→ The request: Return the count of lines with the string "mahendraguru" in them, and nothing else.

Saved data entries
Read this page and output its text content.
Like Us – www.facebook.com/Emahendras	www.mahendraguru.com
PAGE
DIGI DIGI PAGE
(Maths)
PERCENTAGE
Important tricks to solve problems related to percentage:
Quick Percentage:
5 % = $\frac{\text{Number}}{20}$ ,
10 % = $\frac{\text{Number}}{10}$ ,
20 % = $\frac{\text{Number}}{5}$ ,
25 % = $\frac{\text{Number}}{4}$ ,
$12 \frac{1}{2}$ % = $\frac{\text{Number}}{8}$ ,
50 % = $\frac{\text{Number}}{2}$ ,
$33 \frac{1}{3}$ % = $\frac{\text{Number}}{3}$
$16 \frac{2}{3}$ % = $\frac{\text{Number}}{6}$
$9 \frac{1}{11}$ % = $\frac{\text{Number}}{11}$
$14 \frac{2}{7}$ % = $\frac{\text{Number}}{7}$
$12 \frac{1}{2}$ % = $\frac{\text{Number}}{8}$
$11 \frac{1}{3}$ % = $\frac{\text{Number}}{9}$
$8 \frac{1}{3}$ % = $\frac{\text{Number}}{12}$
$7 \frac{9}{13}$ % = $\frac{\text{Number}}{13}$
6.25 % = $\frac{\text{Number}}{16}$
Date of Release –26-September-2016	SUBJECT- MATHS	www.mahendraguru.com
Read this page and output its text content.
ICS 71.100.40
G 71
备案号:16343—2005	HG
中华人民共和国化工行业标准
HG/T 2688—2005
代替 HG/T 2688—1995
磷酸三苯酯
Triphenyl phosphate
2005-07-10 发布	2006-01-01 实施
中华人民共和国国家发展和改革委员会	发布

==

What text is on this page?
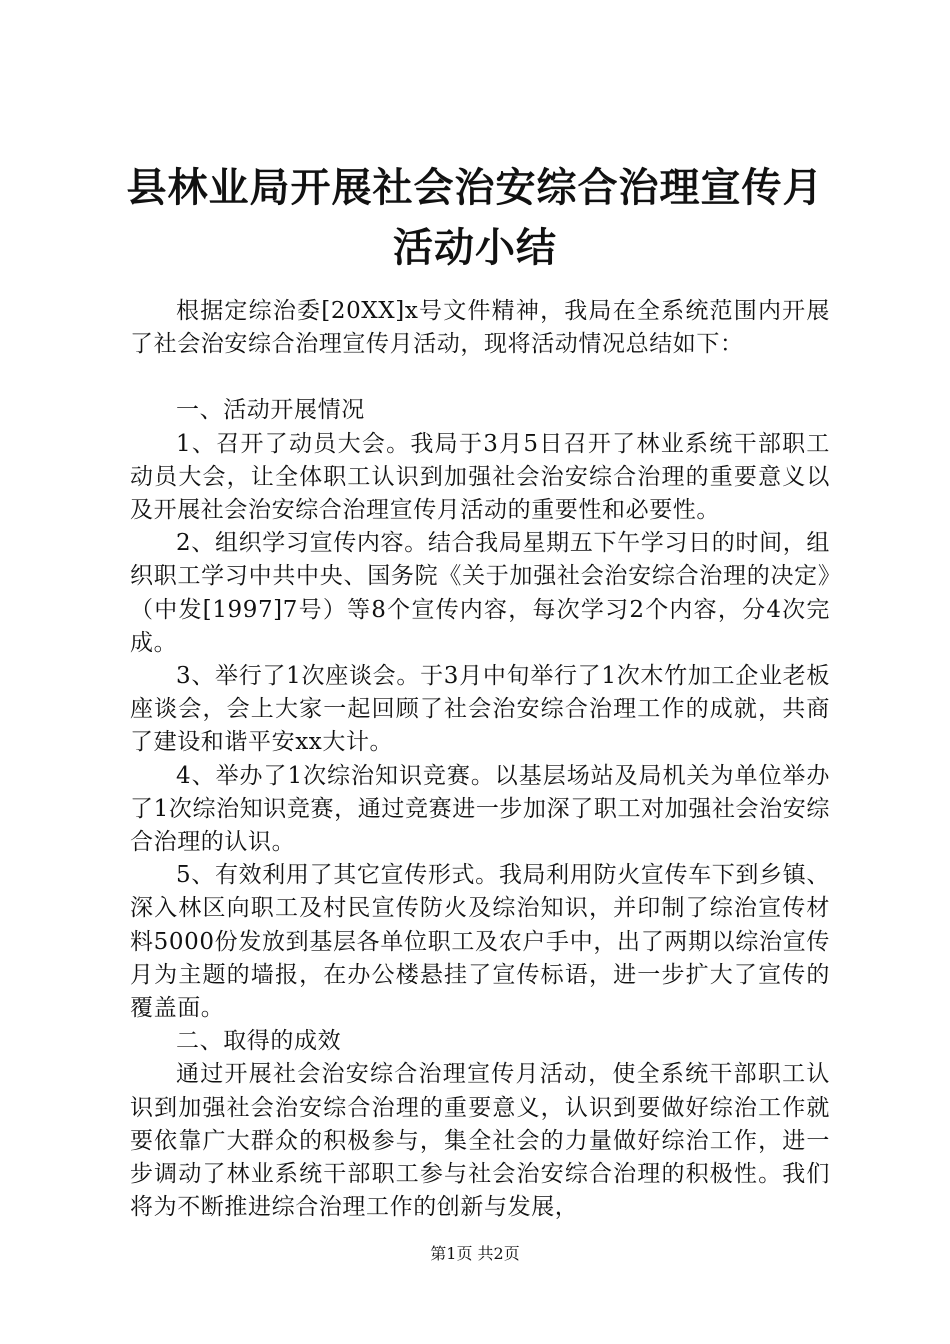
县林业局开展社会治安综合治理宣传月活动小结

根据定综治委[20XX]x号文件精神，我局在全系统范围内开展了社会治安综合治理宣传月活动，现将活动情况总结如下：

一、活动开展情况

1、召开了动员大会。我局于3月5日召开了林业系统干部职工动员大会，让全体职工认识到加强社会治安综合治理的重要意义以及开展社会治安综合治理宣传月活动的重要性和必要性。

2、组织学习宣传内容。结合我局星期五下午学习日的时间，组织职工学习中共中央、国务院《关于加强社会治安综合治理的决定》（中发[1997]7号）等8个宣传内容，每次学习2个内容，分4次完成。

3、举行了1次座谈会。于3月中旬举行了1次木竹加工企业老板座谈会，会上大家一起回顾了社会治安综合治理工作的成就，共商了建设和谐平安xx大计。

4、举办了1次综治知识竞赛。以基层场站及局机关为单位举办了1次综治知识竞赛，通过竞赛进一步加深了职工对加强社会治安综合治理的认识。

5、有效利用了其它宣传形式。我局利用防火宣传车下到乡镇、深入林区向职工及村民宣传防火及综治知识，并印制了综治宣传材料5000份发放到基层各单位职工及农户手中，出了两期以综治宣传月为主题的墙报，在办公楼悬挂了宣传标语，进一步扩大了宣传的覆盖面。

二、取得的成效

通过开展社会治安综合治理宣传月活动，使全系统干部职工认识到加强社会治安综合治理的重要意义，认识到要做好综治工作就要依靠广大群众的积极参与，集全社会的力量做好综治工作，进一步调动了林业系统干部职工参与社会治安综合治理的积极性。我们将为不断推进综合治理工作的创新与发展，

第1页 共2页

→ Answer to the problem: 2